## WORK TO BE COMPLETED
Only a number is wanted: how many lines in these records contain the word "culture"?

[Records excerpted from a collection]
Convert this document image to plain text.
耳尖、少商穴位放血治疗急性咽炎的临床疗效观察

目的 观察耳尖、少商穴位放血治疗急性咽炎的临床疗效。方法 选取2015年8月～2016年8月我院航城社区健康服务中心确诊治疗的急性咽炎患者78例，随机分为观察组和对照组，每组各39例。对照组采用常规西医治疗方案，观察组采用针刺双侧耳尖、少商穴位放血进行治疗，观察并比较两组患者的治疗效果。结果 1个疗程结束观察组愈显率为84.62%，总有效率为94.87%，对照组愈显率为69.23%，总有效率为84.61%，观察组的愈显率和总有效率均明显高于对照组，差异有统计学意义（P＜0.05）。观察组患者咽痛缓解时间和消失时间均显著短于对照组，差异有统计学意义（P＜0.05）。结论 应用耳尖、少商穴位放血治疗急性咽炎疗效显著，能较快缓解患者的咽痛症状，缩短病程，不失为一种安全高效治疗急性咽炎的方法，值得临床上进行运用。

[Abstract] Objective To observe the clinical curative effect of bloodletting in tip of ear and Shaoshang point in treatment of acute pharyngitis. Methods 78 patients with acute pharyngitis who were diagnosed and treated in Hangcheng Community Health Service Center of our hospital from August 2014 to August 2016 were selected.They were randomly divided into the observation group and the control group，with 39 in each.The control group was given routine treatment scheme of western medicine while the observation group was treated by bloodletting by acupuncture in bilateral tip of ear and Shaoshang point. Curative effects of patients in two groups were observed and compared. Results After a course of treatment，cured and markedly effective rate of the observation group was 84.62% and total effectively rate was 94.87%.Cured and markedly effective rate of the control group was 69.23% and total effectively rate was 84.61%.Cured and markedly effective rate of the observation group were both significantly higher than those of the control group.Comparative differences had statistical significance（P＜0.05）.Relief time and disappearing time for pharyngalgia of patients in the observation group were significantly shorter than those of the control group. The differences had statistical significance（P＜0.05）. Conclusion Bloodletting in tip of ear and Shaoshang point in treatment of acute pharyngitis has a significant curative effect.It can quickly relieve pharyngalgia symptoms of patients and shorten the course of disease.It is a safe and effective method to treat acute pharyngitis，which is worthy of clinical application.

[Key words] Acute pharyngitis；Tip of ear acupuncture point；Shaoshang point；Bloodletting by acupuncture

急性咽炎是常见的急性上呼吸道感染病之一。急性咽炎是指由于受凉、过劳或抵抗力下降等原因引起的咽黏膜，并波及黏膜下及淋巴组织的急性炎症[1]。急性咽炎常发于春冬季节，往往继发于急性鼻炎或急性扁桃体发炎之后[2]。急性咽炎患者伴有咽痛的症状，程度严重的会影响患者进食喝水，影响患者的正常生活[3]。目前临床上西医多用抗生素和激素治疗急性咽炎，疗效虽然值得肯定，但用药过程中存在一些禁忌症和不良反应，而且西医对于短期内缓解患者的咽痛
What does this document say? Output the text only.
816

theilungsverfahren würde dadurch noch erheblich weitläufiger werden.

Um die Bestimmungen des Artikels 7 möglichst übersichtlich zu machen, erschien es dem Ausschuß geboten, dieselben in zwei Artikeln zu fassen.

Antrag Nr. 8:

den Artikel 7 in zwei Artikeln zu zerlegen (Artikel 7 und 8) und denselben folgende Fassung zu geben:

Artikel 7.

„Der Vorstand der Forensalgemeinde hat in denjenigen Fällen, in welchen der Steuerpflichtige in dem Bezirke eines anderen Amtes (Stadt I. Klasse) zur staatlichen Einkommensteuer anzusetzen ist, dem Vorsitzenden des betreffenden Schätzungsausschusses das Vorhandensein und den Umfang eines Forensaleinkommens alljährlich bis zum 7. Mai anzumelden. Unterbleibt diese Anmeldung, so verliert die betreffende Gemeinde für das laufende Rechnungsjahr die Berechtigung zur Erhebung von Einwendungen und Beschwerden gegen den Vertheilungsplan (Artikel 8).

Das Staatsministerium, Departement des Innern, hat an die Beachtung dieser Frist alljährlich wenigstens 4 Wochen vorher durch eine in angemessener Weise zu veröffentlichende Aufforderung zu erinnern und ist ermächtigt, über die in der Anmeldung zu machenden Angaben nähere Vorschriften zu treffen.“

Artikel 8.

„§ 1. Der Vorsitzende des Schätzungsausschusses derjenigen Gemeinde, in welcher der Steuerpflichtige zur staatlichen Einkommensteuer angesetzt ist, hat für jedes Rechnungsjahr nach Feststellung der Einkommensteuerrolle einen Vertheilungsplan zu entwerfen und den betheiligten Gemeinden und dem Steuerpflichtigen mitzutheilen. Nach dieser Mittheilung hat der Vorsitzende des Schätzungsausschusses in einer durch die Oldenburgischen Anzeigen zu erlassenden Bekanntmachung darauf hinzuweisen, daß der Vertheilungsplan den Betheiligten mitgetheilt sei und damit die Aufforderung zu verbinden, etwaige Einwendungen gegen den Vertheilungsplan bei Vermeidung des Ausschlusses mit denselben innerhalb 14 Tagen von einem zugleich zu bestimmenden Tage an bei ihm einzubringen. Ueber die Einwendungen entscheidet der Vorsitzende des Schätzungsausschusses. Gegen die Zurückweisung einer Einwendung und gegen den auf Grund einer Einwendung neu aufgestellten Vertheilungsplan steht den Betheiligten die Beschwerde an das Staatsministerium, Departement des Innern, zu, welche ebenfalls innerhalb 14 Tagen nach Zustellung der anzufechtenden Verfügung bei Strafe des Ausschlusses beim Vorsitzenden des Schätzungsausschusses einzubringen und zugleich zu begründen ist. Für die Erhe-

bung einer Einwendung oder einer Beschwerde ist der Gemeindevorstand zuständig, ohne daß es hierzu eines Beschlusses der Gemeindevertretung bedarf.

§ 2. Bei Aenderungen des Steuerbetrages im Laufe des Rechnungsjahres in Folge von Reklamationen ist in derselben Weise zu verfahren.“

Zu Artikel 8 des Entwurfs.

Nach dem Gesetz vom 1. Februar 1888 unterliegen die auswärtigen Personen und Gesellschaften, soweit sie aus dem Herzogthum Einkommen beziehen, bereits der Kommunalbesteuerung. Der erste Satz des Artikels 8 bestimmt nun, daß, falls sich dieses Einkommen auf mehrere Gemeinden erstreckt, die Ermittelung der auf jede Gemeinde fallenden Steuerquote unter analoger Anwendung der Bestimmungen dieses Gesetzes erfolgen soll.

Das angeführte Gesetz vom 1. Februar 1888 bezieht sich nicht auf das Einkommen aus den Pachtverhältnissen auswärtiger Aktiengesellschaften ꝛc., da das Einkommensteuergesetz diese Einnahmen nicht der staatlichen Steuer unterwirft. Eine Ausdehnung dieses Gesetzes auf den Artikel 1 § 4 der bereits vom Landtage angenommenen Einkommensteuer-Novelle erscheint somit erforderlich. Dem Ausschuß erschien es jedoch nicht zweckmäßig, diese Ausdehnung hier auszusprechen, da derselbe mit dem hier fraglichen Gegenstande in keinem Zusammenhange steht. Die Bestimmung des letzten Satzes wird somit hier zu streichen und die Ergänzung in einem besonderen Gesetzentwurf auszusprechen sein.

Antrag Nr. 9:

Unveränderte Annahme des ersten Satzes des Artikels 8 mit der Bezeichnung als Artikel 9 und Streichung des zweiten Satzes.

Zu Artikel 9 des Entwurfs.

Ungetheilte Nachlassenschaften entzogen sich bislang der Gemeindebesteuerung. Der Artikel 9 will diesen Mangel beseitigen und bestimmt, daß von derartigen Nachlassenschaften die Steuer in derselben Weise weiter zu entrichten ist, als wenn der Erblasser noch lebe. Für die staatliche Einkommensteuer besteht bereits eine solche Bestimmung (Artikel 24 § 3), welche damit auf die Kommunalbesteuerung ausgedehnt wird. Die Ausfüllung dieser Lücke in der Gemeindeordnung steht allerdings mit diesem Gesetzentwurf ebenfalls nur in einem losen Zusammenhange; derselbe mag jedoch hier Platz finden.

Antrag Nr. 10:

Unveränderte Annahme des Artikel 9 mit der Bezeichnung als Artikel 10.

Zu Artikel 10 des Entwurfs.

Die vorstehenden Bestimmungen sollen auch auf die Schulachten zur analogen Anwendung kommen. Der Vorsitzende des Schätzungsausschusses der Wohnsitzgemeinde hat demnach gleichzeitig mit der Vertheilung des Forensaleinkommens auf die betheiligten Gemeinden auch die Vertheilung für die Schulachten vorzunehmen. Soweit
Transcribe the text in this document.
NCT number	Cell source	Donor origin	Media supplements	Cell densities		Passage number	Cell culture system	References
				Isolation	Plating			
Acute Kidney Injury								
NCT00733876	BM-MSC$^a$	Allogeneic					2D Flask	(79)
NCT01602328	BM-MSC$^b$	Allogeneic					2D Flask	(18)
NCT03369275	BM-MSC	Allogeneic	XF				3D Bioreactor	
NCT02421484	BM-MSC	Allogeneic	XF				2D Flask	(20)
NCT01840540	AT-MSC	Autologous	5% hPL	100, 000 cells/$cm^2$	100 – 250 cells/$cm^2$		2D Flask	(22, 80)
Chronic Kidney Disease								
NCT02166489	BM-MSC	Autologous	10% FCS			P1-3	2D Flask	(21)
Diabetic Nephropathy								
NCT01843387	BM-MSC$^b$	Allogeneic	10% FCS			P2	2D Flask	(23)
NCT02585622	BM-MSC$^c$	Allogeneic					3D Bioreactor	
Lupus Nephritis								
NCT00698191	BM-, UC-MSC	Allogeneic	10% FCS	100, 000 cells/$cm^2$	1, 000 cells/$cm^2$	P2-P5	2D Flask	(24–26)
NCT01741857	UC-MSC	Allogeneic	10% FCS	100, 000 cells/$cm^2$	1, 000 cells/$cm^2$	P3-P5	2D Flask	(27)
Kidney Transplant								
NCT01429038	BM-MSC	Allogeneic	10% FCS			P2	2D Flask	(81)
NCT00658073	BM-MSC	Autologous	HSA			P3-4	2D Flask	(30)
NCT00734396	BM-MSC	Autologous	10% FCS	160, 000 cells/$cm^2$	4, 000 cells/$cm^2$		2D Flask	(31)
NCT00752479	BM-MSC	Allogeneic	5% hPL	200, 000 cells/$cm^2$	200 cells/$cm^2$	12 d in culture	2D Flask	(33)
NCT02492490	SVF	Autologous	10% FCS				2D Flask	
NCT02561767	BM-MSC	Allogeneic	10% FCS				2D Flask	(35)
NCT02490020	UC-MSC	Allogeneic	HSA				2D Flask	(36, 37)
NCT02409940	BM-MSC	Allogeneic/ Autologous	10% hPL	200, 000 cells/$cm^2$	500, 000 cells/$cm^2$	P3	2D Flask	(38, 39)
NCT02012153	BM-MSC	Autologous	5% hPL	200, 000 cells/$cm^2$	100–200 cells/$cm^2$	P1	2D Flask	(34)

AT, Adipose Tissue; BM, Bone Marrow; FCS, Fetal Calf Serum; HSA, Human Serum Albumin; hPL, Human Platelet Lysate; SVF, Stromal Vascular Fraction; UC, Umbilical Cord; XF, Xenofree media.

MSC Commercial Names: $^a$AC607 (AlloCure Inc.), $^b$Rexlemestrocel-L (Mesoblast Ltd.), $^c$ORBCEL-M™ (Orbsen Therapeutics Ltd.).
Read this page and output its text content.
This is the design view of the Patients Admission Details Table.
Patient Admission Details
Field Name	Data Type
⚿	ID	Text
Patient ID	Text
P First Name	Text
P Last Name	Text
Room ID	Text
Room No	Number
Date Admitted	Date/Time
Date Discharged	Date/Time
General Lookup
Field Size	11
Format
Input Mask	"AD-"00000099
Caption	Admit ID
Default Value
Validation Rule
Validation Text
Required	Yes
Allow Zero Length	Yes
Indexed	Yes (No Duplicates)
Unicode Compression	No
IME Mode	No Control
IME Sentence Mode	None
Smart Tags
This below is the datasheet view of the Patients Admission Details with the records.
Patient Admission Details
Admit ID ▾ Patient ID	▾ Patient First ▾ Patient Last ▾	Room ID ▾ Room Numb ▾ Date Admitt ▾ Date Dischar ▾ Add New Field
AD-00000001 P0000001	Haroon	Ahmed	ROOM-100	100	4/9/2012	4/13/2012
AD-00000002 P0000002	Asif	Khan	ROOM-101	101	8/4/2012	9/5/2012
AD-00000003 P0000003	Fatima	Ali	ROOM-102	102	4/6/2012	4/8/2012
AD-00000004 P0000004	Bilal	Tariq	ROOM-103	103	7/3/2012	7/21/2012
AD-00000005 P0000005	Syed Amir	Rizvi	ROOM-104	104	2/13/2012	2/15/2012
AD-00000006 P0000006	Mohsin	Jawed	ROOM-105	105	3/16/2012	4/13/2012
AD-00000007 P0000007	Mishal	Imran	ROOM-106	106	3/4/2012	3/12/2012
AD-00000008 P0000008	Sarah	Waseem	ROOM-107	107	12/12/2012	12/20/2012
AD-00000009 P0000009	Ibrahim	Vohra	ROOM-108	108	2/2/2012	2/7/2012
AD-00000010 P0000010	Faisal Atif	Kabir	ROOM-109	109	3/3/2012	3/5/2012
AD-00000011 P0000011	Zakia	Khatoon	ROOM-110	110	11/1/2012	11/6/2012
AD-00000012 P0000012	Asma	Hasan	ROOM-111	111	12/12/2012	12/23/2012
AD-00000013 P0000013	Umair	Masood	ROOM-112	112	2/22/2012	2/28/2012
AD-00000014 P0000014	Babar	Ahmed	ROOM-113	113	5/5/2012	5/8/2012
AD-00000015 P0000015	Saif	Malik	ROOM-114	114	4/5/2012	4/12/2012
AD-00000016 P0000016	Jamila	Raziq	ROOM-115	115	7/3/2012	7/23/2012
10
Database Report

## TASK RESPONSE
2